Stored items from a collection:
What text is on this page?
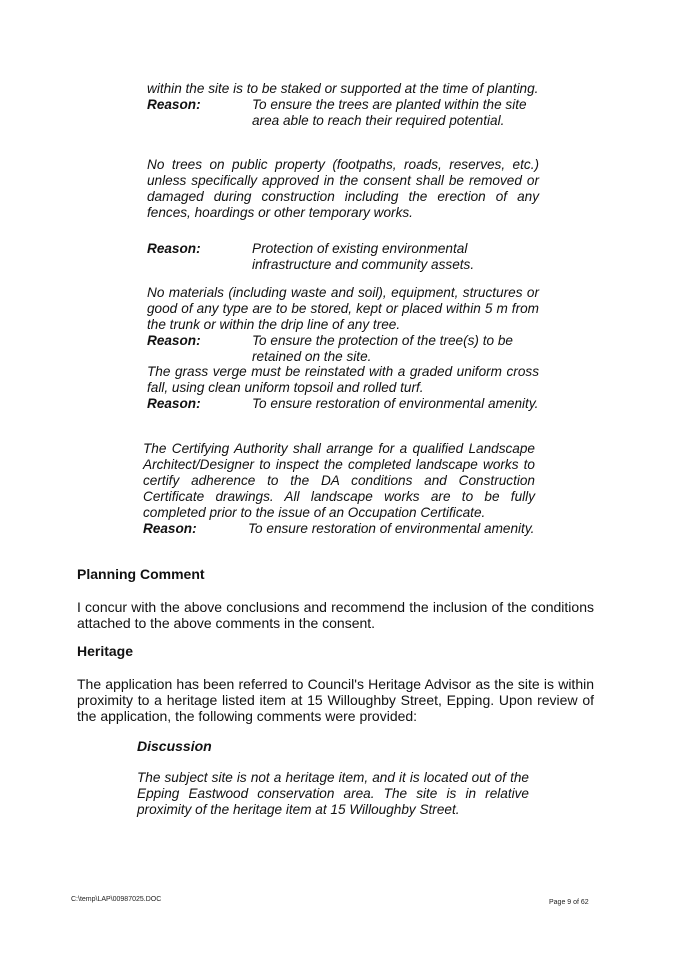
within the site is to be staked or supported at the time of planting.

Reason:	To ensure the trees are planted within the site area able to reach their required potential.

No trees on public property (footpaths, roads, reserves, etc.) unless specifically approved in the consent shall be removed or damaged during construction including the erection of any fences, hoardings or other temporary works.

Reason:	Protection of existing environmental infrastructure and community assets.

No materials (including waste and soil), equipment, structures or good of any type are to be stored, kept or placed within 5 m from the trunk or within the drip line of any tree.

Reason:	To ensure the protection of the tree(s) to be retained on the site.

The grass verge must be reinstated with a graded uniform cross fall, using clean uniform topsoil and rolled turf.

Reason:	To ensure restoration of environmental amenity.

The Certifying Authority shall arrange for a qualified Landscape Architect/Designer to inspect the completed landscape works to certify adherence to the DA conditions and Construction Certificate drawings. All landscape works are to be fully completed prior to the issue of an Occupation Certificate.

Reason:	To ensure restoration of environmental amenity.
Planning Comment

I concur with the above conclusions and recommend the inclusion of the conditions attached to the above comments in the consent.

Heritage

The application has been referred to Council's Heritage Advisor as the site is within proximity to a heritage listed item at 15 Willoughby Street, Epping. Upon review of the application, the following comments were provided:

Discussion

The subject site is not a heritage item, and it is located out of the Epping Eastwood conservation area. The site is in relative proximity of the heritage item at 15 Willoughby Street.

C:\temp\LAP\00987025.DOC	Page 9 of 62
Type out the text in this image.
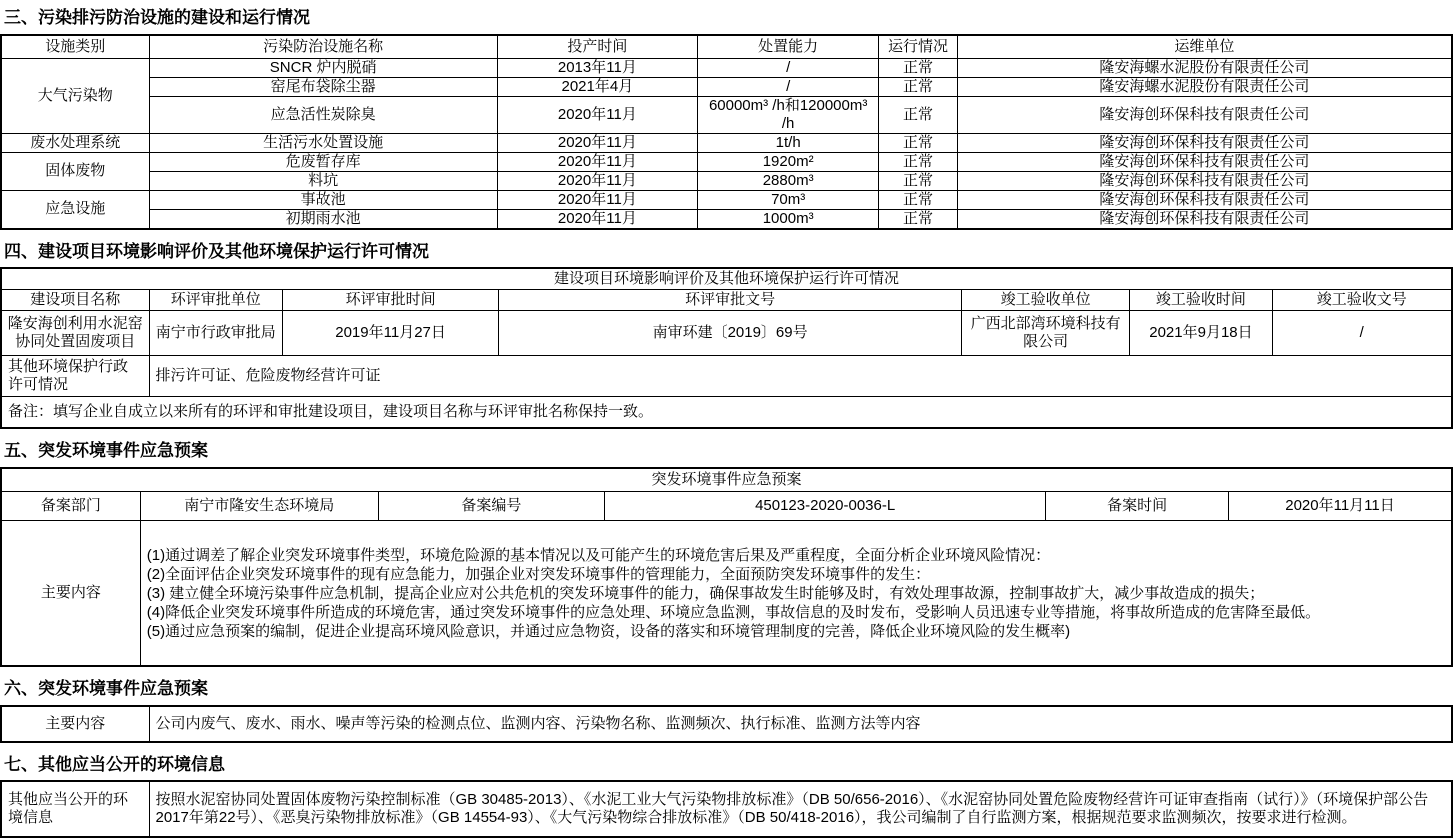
三、污染排污防治设施的建设和运行情况
设施类别	污染防治设施名称	投产时间	处置能力	运行情况	运维单位
大气污染物	SNCR 炉内脱硝	2013年11月	/	正常	隆安海螺水泥股份有限责任公司
	窑尾布袋除尘器	2021年4月	/	正常	隆安海螺水泥股份有限责任公司
	应急活性炭除臭	2020年11月	60000m³ /h和120000m³ /h	正常	隆安海创环保科技有限责任公司
废水处理系统	生活污水处置设施	2020年11月	1t/h	正常	隆安海创环保科技有限责任公司
固体废物	危废暂存库	2020年11月	1920m²	正常	隆安海创环保科技有限责任公司
	料坑	2020年11月	2880m³	正常	隆安海创环保科技有限责任公司
应急设施	事故池	2020年11月	70m³	正常	隆安海创环保科技有限责任公司
	初期雨水池	2020年11月	1000m³	正常	隆安海创环保科技有限责任公司
四、建设项目环境影响评价及其他环境保护运行许可情况
建设项目环境影响评价及其他环境保护运行许可情况						
建设项目名称	环评审批单位	环评审批时间	环评审批文号	竣工验收单位	竣工验收时间	竣工验收文号
隆安海创利用水泥窑协同处置固废项目	南宁市行政审批局	2019年11月27日	南审环建〔2019〕69号	广西北部湾环境科技有限公司	2021年9月18日	/
其他环境保护行政许可情况	排污许可证、危险废物经营许可证					
备注：填写企业自成立以来所有的环评和审批建设项目，建设项目名称与环评审批名称保持一致。						
五、突发环境事件应急预案
突发环境事件应急预案					
备案部门	南宁市隆安生态环境局	备案编号	450123-2020-0036-L	备案时间	2020年11月11日
主要内容	(1)通过调差了解企业突发环境事件类型，环境危险源的基本情况以及可能产生的环境危害后果及严重程度，全面分析企业环境风险情况：
(2)全面评估企业突发环境事件的现有应急能力，加强企业对突发环境事件的管理能力，全面预防突发环境事件的发生：
(3) 建立健全环境污染事件应急机制，提高企业应对公共危机的突发环境事件的能力，确保事故发生时能够及时，有效处理事故源，控制事故扩大，减少事故造成的损失；
(4)降低企业突发环境事件所造成的环境危害，通过突发环境事件的应急处理、环境应急监测，事故信息的及时发布，受影响人员迅速专业等措施，将事故所造成的危害降至最低。
(5)通过应急预案的编制，促进企业提高环境风险意识，并通过应急物资，设备的落实和环境管理制度的完善，降低企业环境风险的发生概率)				
六、突发环境事件应急预案
主要内容	公司内废气、废水、雨水、噪声等污染的检测点位、监测内容、污染物名称、监测频次、执行标准、监测方法等内容
七、其他应当公开的环境信息
其他应当公开的环境信息	按照水泥窑协同处置固体废物污染控制标准（GB 30485-2013）、《水泥工业大气污染物排放标准》（DB 50/656-2016）、《水泥窑协同处置危险废物经营许可证审查指南（试行）》（环境保护部公告2017年第22号）、《恶臭污染物排放标准》（GB 14554-93）、《大气污染物综合排放标准》（DB 50/418-2016），我公司编制了自行监测方案，根据规范要求监测频次，按要求进行检测。
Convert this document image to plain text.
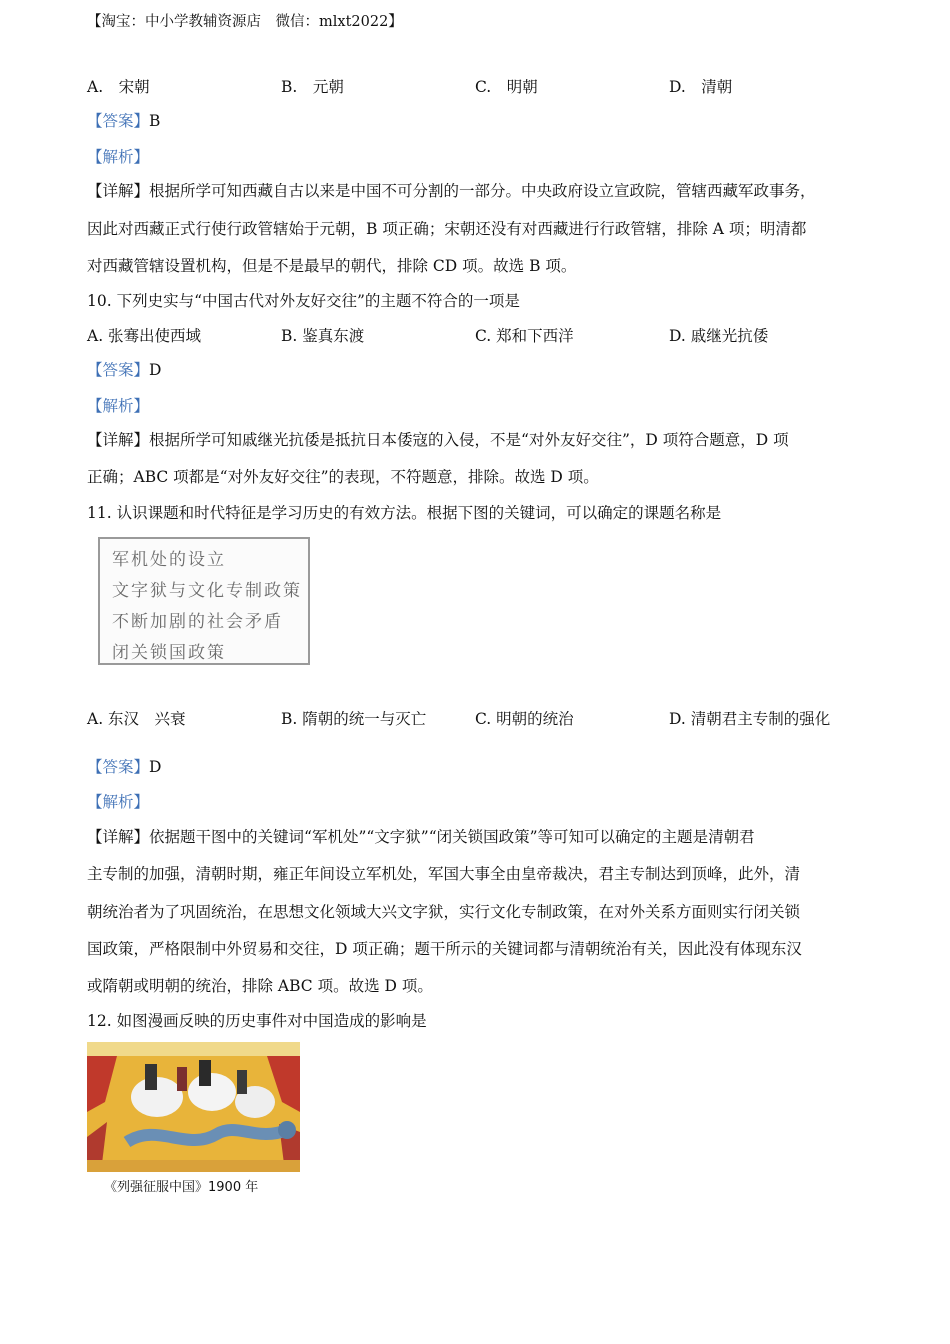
【淘宝：中小学教辅资源店　微信：mlxt2022】
A.　宋朝	B.　元朝	C.　明朝	D.　清朝
【答案】B
【解析】
【详解】根据所学可知西藏自古以来是中国不可分割的一部分。中央政府设立宣政院，管辖西藏军政事务，
因此对西藏正式行使行政管辖始于元朝，B 项正确；宋朝还没有对西藏进行行政管辖，排除 A 项；明清都
对西藏管辖设置机构，但是不是最早的朝代，排除 CD 项。故选 B 项。
10. 下列史实与“中国古代对外友好交往”的主题不符合的一项是
A. 张骞出使西域	B. 鉴真东渡	C. 郑和下西洋	D. 戚继光抗倭
【答案】D
【解析】
【详解】根据所学可知戚继光抗倭是抵抗日本倭寇的入侵，不是“对外友好交往”，D 项符合题意，D 项
正确；ABC 项都是“对外友好交往”的表现，不符题意，排除。故选 D 项。
11. 认识课题和时代特征是学习历史的有效方法。根据下图的关键词，可以确定的课题名称是
军机处的设立
文字狱与文化专制政策
不断加剧的社会矛盾
闭关锁国政策
A. 东汉　兴衰	B. 隋朝的统一与灭亡	C. 明朝的统治	D. 清朝君主专制的强化
【答案】D
【解析】
【详解】依据题干图中的关键词“军机处”“文字狱”“闭关锁国政策”等可知可以确定的主题是清朝君
主专制的加强，清朝时期，雍正年间设立军机处，军国大事全由皇帝裁决，君主专制达到顶峰，此外，清
朝统治者为了巩固统治，在思想文化领域大兴文字狱，实行文化专制政策，在对外关系方面则实行闭关锁
国政策，严格限制中外贸易和交往，D 项正确；题干所示的关键词都与清朝统治有关，因此没有体现东汉
或隋朝或明朝的统治，排除 ABC 项。故选 D 项。
12. 如图漫画反映的历史事件对中国造成的影响是
《列强征服中国》1900 年
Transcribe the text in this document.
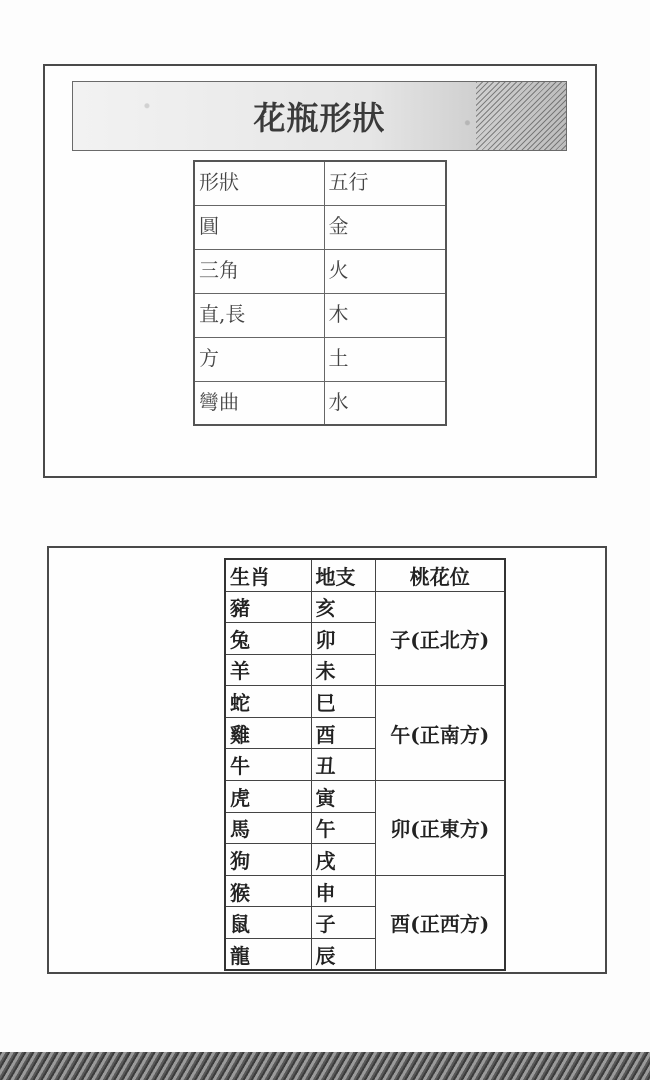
花瓶形狀
形狀	五行
圓	金
三角	火
直,長	木
方	土
彎曲	水
生肖	地支	桃花位
豬	亥	子(正北方)
兔	卯	
羊	未	
蛇	巳	午(正南方)
雞	酉	
牛	丑	
虎	寅	卯(正東方)
馬	午	
狗	戌	
猴	申	酉(正西方)
鼠	子	
龍	辰	
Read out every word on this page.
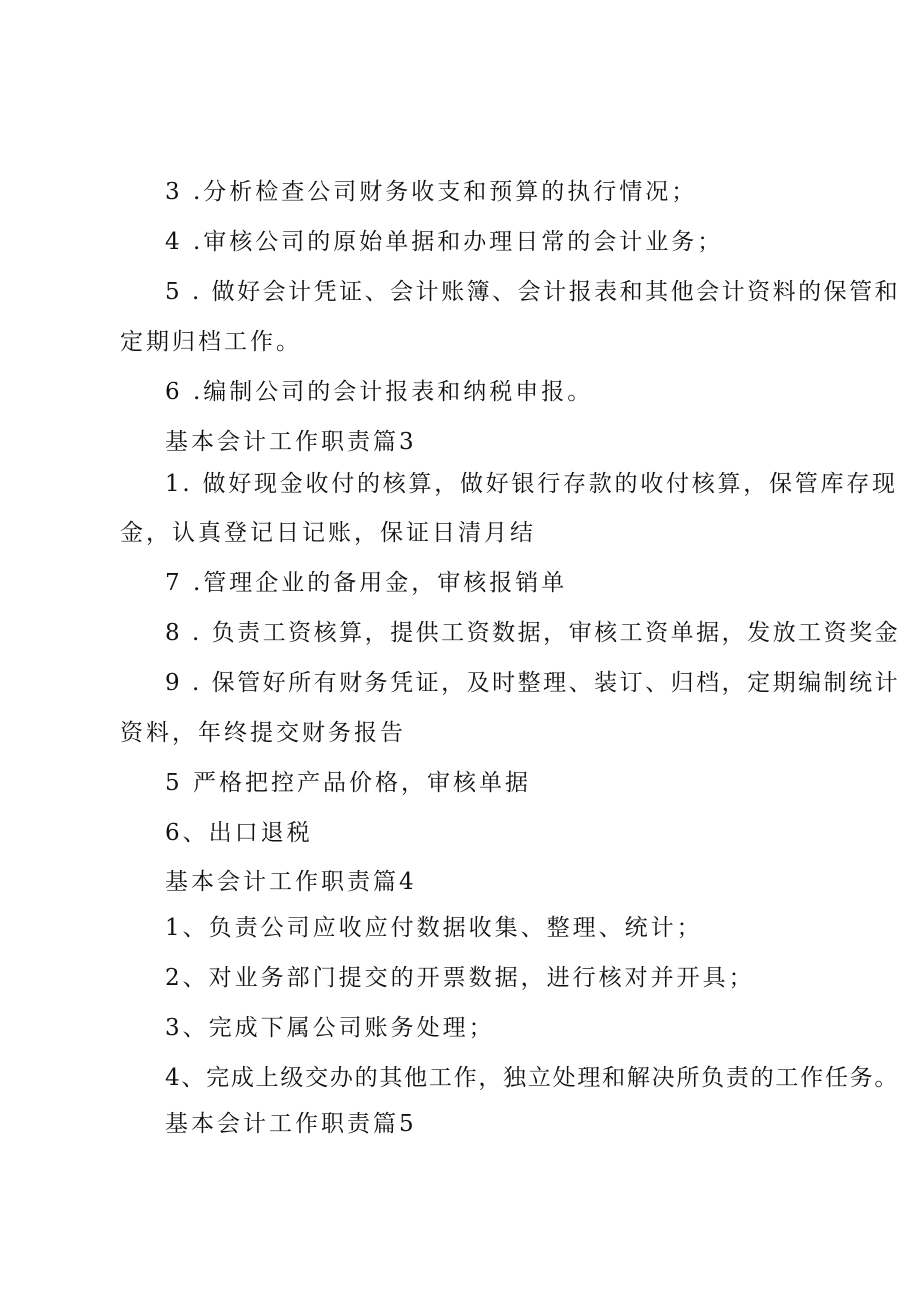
3 .分析检查公司财务收支和预算的执行情况；

4 .审核公司的原始单据和办理日常的会计业务；

5 . 做好会计凭证、会计账簿、会计报表和其他会计资料的保管和

定期归档工作。

6 .编制公司的会计报表和纳税申报。

基本会计工作职责篇3

1. 做好现金收付的核算，做好银行存款的收付核算，保管库存现

金，认真登记日记账，保证日清月结

7 .管理企业的备用金，审核报销单

8 . 负责工资核算，提供工资数据，审核工资单据，发放工资奖金

9 . 保管好所有财务凭证，及时整理、装订、归档，定期编制统计

资料，年终提交财务报告

5 严格把控产品价格，审核单据

6、出口退税

基本会计工作职责篇4

1、负责公司应收应付数据收集、整理、统计；

2、对业务部门提交的开票数据，进行核对并开具；

3、完成下属公司账务处理；

4、完成上级交办的其他工作，独立处理和解决所负责的工作任务。

基本会计工作职责篇5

> STATED GOAL: Transcribe every record above exactly, leaving out the pictures.

> FINISHED TASK:
What text is on this page?
within the site is to be staked or supported at the time of planting.

Reason:	To ensure the trees are planted within the site area able to reach their required potential.

No trees on public property (footpaths, roads, reserves, etc.) unless specifically approved in the consent shall be removed or damaged during construction including the erection of any fences, hoardings or other temporary works.

Reason:	Protection of existing environmental infrastructure and community assets.

No materials (including waste and soil), equipment, structures or good of any type are to be stored, kept or placed within 5 m from the trunk or within the drip line of any tree.

Reason:	To ensure the protection of the tree(s) to be retained on the site.

The grass verge must be reinstated with a graded uniform cross fall, using clean uniform topsoil and rolled turf.

Reason:	To ensure restoration of environmental amenity.

The Certifying Authority shall arrange for a qualified Landscape Architect/Designer to inspect the completed landscape works to certify adherence to the DA conditions and Construction Certificate drawings. All landscape works are to be fully completed prior to the issue of an Occupation Certificate.

Reason:	To ensure restoration of environmental amenity.
Planning Comment

I concur with the above conclusions and recommend the inclusion of the conditions attached to the above comments in the consent.

Heritage

The application has been referred to Council's Heritage Advisor as the site is within proximity to a heritage listed item at 15 Willoughby Street, Epping. Upon review of the application, the following comments were provided:

Discussion

The subject site is not a heritage item, and it is located out of the Epping Eastwood conservation area. The site is in relative proximity of the heritage item at 15 Willoughby Street.

C:\temp\LAP\00987025.DOC	Page 9 of 62
Type out the text in this image.
三、污染排污防治设施的建设和运行情况
设施类别	污染防治设施名称	投产时间	处置能力	运行情况	运维单位
大气污染物	SNCR 炉内脱硝	2013年11月	/	正常	隆安海螺水泥股份有限责任公司
	窑尾布袋除尘器	2021年4月	/	正常	隆安海螺水泥股份有限责任公司
	应急活性炭除臭	2020年11月	60000m³ /h和120000m³ /h	正常	隆安海创环保科技有限责任公司
废水处理系统	生活污水处置设施	2020年11月	1t/h	正常	隆安海创环保科技有限责任公司
固体废物	危废暂存库	2020年11月	1920m²	正常	隆安海创环保科技有限责任公司
	料坑	2020年11月	2880m³	正常	隆安海创环保科技有限责任公司
应急设施	事故池	2020年11月	70m³	正常	隆安海创环保科技有限责任公司
	初期雨水池	2020年11月	1000m³	正常	隆安海创环保科技有限责任公司
四、建设项目环境影响评价及其他环境保护运行许可情况
建设项目环境影响评价及其他环境保护运行许可情况						
建设项目名称	环评审批单位	环评审批时间	环评审批文号	竣工验收单位	竣工验收时间	竣工验收文号
隆安海创利用水泥窑协同处置固废项目	南宁市行政审批局	2019年11月27日	南审环建〔2019〕69号	广西北部湾环境科技有限公司	2021年9月18日	/
其他环境保护行政许可情况	排污许可证、危险废物经营许可证					
备注：填写企业自成立以来所有的环评和审批建设项目，建设项目名称与环评审批名称保持一致。						
五、突发环境事件应急预案
突发环境事件应急预案					
备案部门	南宁市隆安生态环境局	备案编号	450123-2020-0036-L	备案时间	2020年11月11日
主要内容	(1)通过调差了解企业突发环境事件类型，环境危险源的基本情况以及可能产生的环境危害后果及严重程度，全面分析企业环境风险情况：
(2)全面评估企业突发环境事件的现有应急能力，加强企业对突发环境事件的管理能力，全面预防突发环境事件的发生：
(3) 建立健全环境污染事件应急机制，提高企业应对公共危机的突发环境事件的能力，确保事故发生时能够及时，有效处理事故源，控制事故扩大，减少事故造成的损失；
(4)降低企业突发环境事件所造成的环境危害，通过突发环境事件的应急处理、环境应急监测，事故信息的及时发布，受影响人员迅速专业等措施，将事故所造成的危害降至最低。
(5)通过应急预案的编制，促进企业提高环境风险意识，并通过应急物资，设备的落实和环境管理制度的完善，降低企业环境风险的发生概率)				
六、突发环境事件应急预案
主要内容	公司内废气、废水、雨水、噪声等污染的检测点位、监测内容、污染物名称、监测频次、执行标准、监测方法等内容
七、其他应当公开的环境信息
其他应当公开的环境信息	按照水泥窑协同处置固体废物污染控制标准（GB 30485-2013）、《水泥工业大气污染物排放标准》（DB 50/656-2016）、《水泥窑协同处置危险废物经营许可证审查指南（试行）》（环境保护部公告2017年第22号）、《恶臭污染物排放标准》（GB 14554-93）、《大气污染物综合排放标准》（DB 50/418-2016），我公司编制了自行监测方案，根据规范要求监测频次，按要求进行检测。
Convert this document image to plain text.
【淘宝：中小学教辅资源店　微信：mlxt2022】
A.　宋朝	B.　元朝	C.　明朝	D.　清朝
【答案】B
【解析】
【详解】根据所学可知西藏自古以来是中国不可分割的一部分。中央政府设立宣政院，管辖西藏军政事务，
因此对西藏正式行使行政管辖始于元朝，B 项正确；宋朝还没有对西藏进行行政管辖，排除 A 项；明清都
对西藏管辖设置机构，但是不是最早的朝代，排除 CD 项。故选 B 项。
10. 下列史实与“中国古代对外友好交往”的主题不符合的一项是
A. 张骞出使西域	B. 鉴真东渡	C. 郑和下西洋	D. 戚继光抗倭
【答案】D
【解析】
【详解】根据所学可知戚继光抗倭是抵抗日本倭寇的入侵，不是“对外友好交往”，D 项符合题意，D 项
正确；ABC 项都是“对外友好交往”的表现，不符题意，排除。故选 D 项。
11. 认识课题和时代特征是学习历史的有效方法。根据下图的关键词，可以确定的课题名称是
军机处的设立
文字狱与文化专制政策
不断加剧的社会矛盾
闭关锁国政策
A. 东汉　兴衰	B. 隋朝的统一与灭亡	C. 明朝的统治	D. 清朝君主专制的强化
【答案】D
【解析】
【详解】依据题干图中的关键词“军机处”“文字狱”“闭关锁国政策”等可知可以确定的主题是清朝君
主专制的加强，清朝时期，雍正年间设立军机处，军国大事全由皇帝裁决，君主专制达到顶峰，此外，清
朝统治者为了巩固统治，在思想文化领域大兴文字狱，实行文化专制政策，在对外关系方面则实行闭关锁
国政策，严格限制中外贸易和交往，D 项正确；题干所示的关键词都与清朝统治有关，因此没有体现东汉
或隋朝或明朝的统治，排除 ABC 项。故选 D 项。
12. 如图漫画反映的历史事件对中国造成的影响是
《列强征服中国》1900 年
Transcribe the text in this document.
花瓶形狀
形狀	五行
圓	金
三角	火
直,長	木
方	土
彎曲	水
生肖	地支	桃花位
豬	亥	子(正北方)
兔	卯	
羊	未	
蛇	巳	午(正南方)
雞	酉	
牛	丑	
虎	寅	卯(正東方)
馬	午	
狗	戌	
猴	申	酉(正西方)
鼠	子	
龍	辰	
Read out every word on this page.
3 .分析检查公司财务收支和预算的执行情况；

4 .审核公司的原始单据和办理日常的会计业务；

5 . 做好会计凭证、会计账簿、会计报表和其他会计资料的保管和

定期归档工作。

6 .编制公司的会计报表和纳税申报。

基本会计工作职责篇3

1. 做好现金收付的核算，做好银行存款的收付核算，保管库存现

金，认真登记日记账，保证日清月结

7 .管理企业的备用金，审核报销单

8 . 负责工资核算，提供工资数据，审核工资单据，发放工资奖金

9 . 保管好所有财务凭证，及时整理、装订、归档，定期编制统计

资料，年终提交财务报告

5 严格把控产品价格，审核单据

6、出口退税

基本会计工作职责篇4

1、负责公司应收应付数据收集、整理、统计；

2、对业务部门提交的开票数据，进行核对并开具；

3、完成下属公司账务处理；

4、完成上级交办的其他工作，独立处理和解决所负责的工作任务。

基本会计工作职责篇5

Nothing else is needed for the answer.